*INSTRUCTIONS FOR THE TASK*:
Search the listing for "umiejętności" and copy every line where it appears.

*MATERIAL*:
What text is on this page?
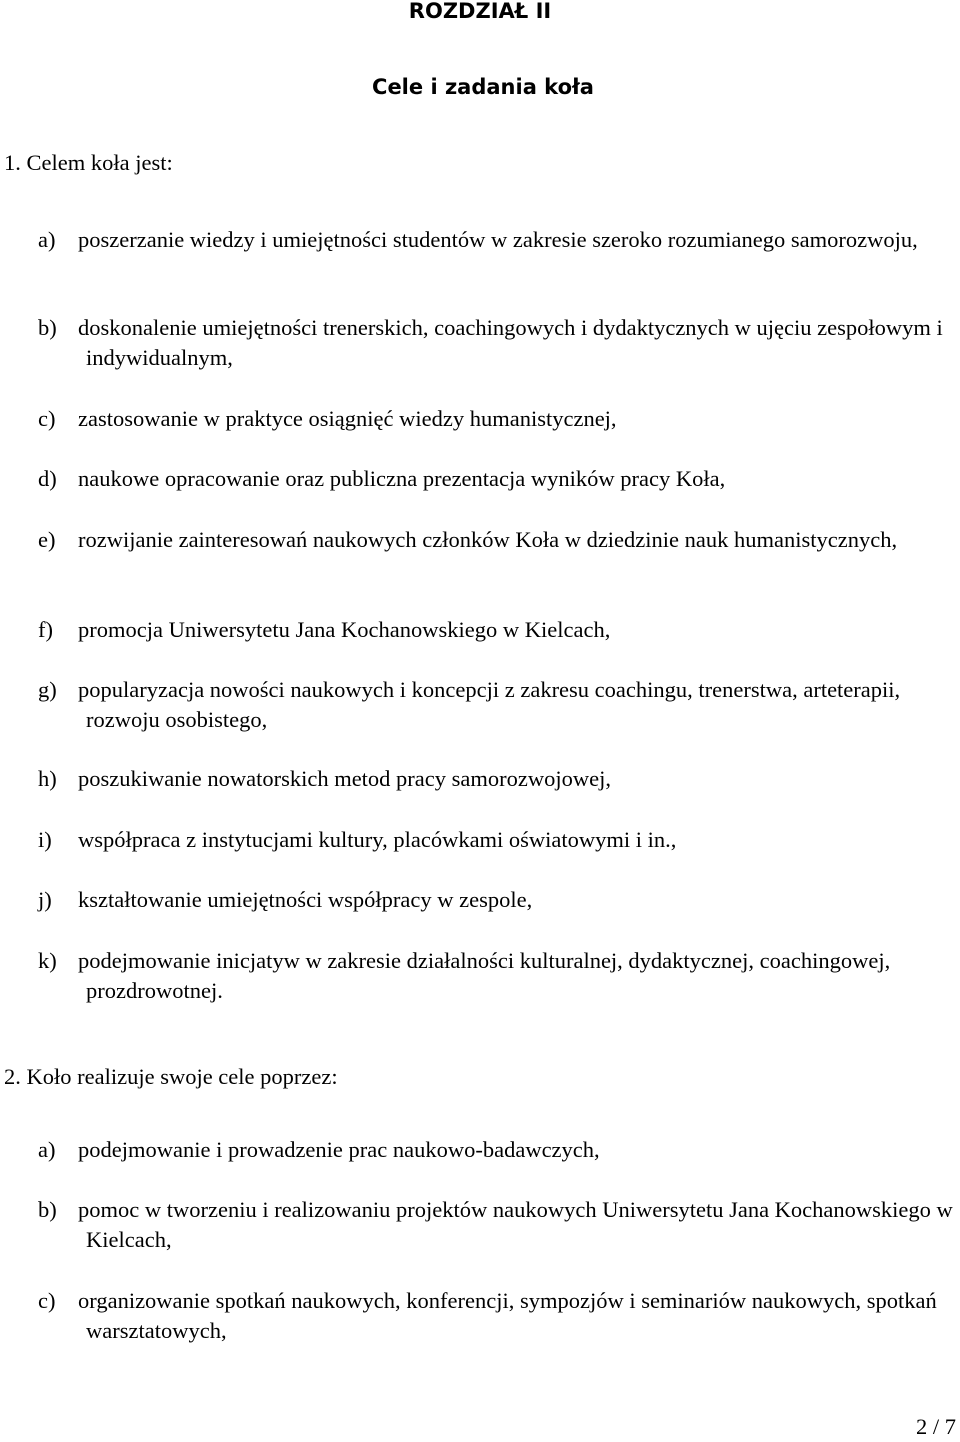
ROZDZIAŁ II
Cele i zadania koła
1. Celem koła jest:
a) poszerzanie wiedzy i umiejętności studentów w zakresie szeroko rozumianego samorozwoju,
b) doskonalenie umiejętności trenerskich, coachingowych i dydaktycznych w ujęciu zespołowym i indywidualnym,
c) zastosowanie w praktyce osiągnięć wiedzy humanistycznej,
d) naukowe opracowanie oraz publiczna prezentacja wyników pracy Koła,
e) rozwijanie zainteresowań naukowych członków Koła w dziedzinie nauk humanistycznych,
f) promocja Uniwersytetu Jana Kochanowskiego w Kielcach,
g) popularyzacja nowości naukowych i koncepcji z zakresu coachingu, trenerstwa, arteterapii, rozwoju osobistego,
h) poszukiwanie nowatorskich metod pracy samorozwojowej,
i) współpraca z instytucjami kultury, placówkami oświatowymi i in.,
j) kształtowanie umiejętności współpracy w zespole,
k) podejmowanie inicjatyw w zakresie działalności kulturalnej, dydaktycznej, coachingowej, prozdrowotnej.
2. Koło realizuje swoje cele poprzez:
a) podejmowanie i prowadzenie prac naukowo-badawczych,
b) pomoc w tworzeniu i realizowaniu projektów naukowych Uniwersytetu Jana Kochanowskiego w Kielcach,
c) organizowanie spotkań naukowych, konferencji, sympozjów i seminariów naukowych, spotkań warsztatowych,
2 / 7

*ANSWER IN FULL*:
a) poszerzanie wiedzy i umiejętności studentów w zakresie szeroko rozumianego samorozwoju,
b) doskonalenie umiejętności trenerskich, coachingowych i dydaktycznych w ujęciu zespołowym i indywidualnym,
j) kształtowanie umiejętności współpracy w zespole,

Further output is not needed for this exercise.